• Brief
Copy, character for character, everything from the line containing "uI element localization: list" down to the line containing "series-line-france (54, 73, 828, 223)", including both of those lines.

[BEGIN Stored records]

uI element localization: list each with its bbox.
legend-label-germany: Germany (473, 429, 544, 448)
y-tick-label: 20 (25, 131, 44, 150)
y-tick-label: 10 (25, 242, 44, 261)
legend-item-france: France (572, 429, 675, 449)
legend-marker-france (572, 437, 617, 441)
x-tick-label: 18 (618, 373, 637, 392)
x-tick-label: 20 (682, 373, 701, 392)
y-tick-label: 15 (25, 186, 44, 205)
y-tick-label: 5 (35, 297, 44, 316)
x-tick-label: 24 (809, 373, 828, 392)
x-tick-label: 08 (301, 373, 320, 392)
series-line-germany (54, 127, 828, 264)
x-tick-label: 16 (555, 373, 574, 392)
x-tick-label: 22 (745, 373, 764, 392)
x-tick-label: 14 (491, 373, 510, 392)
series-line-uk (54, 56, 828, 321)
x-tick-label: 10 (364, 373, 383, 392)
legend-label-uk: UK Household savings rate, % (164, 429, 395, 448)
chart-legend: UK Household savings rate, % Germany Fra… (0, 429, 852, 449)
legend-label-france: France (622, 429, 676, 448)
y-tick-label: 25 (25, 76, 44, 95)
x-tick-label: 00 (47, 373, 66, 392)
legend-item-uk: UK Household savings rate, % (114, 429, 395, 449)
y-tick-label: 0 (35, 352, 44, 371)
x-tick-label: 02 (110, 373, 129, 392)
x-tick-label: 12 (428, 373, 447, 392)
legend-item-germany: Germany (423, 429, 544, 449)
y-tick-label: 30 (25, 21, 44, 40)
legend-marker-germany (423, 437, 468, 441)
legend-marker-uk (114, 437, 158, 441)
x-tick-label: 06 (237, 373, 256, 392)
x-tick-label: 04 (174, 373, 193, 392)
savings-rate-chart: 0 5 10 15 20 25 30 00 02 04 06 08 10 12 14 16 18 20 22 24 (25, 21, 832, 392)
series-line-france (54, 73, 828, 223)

[END Stored records]
[BEGIN Stored records]

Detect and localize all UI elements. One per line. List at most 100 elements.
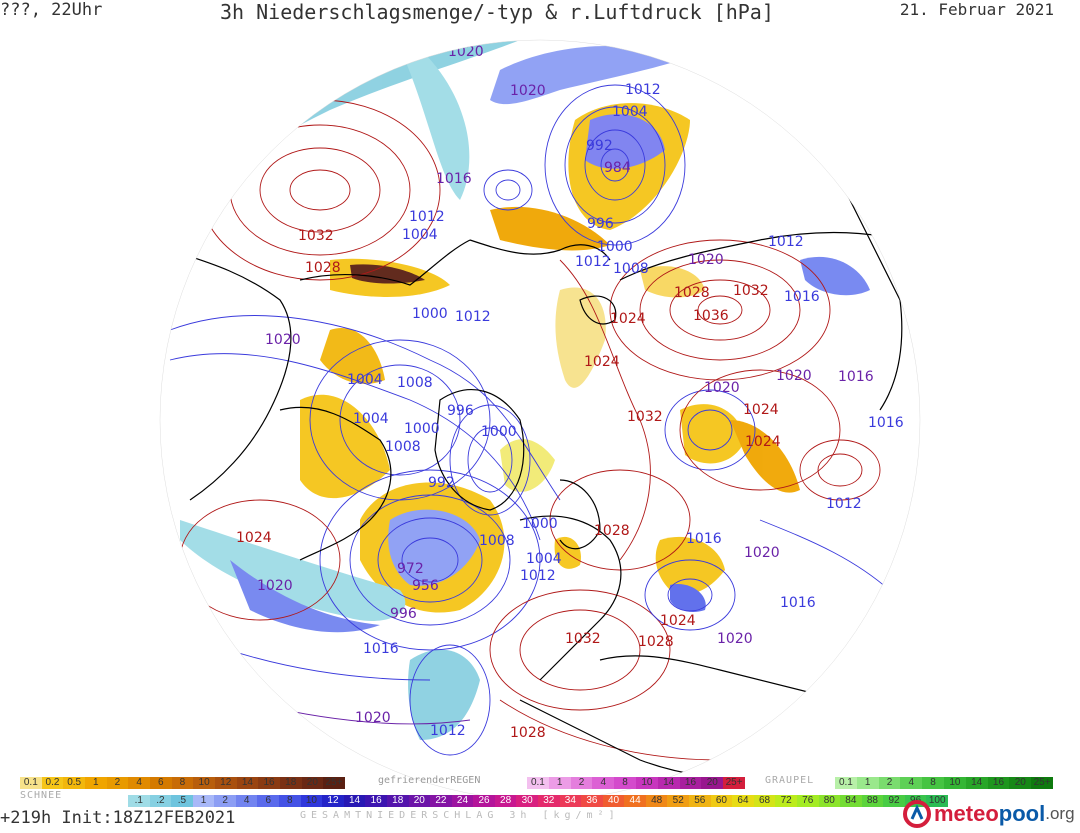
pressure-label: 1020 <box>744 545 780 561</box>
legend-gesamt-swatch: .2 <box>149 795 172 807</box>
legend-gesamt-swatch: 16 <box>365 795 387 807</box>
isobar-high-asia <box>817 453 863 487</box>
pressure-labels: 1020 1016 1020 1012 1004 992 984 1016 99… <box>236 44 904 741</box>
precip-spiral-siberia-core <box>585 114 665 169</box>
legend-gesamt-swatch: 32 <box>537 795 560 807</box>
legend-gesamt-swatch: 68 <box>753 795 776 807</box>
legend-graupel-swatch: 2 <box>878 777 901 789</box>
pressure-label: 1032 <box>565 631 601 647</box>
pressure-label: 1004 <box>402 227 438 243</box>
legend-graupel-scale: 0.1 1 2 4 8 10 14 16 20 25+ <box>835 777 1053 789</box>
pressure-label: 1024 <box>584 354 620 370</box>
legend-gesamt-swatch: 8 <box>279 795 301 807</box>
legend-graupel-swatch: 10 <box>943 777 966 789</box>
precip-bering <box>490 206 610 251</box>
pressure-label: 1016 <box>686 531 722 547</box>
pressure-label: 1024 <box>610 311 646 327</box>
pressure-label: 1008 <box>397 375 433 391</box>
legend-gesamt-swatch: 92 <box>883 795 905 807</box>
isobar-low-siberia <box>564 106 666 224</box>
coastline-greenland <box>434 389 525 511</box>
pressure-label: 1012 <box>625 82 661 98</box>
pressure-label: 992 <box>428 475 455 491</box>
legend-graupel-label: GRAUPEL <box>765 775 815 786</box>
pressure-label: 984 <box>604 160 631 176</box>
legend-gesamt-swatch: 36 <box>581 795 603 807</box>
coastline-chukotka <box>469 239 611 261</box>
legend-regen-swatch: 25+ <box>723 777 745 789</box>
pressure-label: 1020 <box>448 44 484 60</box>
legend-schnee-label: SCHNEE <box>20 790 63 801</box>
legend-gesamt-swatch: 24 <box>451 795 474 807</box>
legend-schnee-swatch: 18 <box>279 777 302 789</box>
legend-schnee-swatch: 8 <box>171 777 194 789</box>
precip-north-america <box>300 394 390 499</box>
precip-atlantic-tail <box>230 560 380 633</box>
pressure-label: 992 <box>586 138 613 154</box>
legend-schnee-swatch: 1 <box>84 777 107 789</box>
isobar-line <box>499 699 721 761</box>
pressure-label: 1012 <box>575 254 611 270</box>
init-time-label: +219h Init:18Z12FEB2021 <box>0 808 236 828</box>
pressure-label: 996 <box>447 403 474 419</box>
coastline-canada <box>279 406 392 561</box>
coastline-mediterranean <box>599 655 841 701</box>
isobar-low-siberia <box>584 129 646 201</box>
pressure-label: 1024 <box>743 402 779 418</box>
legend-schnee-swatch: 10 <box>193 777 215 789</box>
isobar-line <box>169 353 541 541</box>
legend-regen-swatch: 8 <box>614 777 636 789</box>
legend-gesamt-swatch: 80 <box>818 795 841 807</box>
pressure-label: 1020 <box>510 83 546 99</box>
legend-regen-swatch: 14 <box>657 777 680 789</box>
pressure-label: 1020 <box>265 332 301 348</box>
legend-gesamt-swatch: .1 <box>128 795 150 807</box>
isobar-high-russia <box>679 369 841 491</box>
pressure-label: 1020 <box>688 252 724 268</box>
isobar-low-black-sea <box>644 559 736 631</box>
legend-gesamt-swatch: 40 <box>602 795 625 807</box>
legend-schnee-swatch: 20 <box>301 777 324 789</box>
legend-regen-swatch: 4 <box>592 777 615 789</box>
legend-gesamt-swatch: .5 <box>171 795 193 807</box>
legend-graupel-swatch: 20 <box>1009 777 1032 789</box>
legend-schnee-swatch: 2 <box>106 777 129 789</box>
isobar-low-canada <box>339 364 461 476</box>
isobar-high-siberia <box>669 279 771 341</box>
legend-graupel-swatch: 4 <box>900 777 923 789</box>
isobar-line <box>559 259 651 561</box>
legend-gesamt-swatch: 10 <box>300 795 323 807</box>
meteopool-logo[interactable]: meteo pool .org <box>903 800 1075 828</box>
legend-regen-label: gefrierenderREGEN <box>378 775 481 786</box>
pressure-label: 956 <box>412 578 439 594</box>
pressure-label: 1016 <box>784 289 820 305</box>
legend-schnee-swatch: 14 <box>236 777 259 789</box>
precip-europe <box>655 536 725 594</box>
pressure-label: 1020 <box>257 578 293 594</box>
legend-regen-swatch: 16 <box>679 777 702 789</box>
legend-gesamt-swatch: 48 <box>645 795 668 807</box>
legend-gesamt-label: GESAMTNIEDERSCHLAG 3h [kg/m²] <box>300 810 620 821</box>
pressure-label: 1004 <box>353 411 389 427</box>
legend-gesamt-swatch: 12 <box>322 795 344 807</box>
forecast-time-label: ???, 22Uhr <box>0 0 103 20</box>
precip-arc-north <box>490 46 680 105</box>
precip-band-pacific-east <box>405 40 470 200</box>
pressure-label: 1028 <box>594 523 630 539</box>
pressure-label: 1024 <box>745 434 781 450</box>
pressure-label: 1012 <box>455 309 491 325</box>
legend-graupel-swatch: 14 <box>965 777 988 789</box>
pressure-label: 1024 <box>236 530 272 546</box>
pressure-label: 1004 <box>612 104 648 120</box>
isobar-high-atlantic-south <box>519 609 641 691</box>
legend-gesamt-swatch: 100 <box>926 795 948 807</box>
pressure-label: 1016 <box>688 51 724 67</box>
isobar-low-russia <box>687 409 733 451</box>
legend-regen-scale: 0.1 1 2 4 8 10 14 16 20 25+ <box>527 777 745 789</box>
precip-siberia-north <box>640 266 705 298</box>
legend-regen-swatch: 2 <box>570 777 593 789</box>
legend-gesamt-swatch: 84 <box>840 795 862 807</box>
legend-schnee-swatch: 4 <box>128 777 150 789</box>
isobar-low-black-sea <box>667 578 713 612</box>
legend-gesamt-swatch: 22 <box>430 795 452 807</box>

[END Stored records]

• Solution to the exercise
uI element localization: list each with its bbox.
legend-label-germany: Germany (473, 429, 544, 448)
y-tick-label: 20 (25, 131, 44, 150)
y-tick-label: 10 (25, 242, 44, 261)
legend-item-france: France (572, 429, 675, 449)
legend-marker-france (572, 437, 617, 441)
x-tick-label: 18 (618, 373, 637, 392)
x-tick-label: 20 (682, 373, 701, 392)
y-tick-label: 15 (25, 186, 44, 205)
y-tick-label: 5 (35, 297, 44, 316)
x-tick-label: 24 (809, 373, 828, 392)
x-tick-label: 08 (301, 373, 320, 392)
series-line-germany (54, 127, 828, 264)
x-tick-label: 16 (555, 373, 574, 392)
x-tick-label: 22 (745, 373, 764, 392)
x-tick-label: 14 (491, 373, 510, 392)
series-line-uk (54, 56, 828, 321)
x-tick-label: 10 (364, 373, 383, 392)
legend-label-uk: UK Household savings rate, % (164, 429, 395, 448)
chart-legend: UK Household savings rate, % Germany Fra… (0, 429, 852, 449)
legend-label-france: France (622, 429, 676, 448)
y-tick-label: 25 (25, 76, 44, 95)
x-tick-label: 00 (47, 373, 66, 392)
legend-item-uk: UK Household savings rate, % (114, 429, 395, 449)
y-tick-label: 0 (35, 352, 44, 371)
x-tick-label: 02 (110, 373, 129, 392)
x-tick-label: 12 (428, 373, 447, 392)
legend-item-germany: Germany (423, 429, 544, 449)
y-tick-label: 30 (25, 21, 44, 40)
legend-marker-germany (423, 437, 468, 441)
legend-marker-uk (114, 437, 158, 441)
x-tick-label: 06 (237, 373, 256, 392)
x-tick-label: 04 (174, 373, 193, 392)
savings-rate-chart: 0 5 10 15 20 25 30 00 02 04 06 08 10 12 14 16 18 20 22 24 (25, 21, 832, 392)
series-line-france (54, 73, 828, 223)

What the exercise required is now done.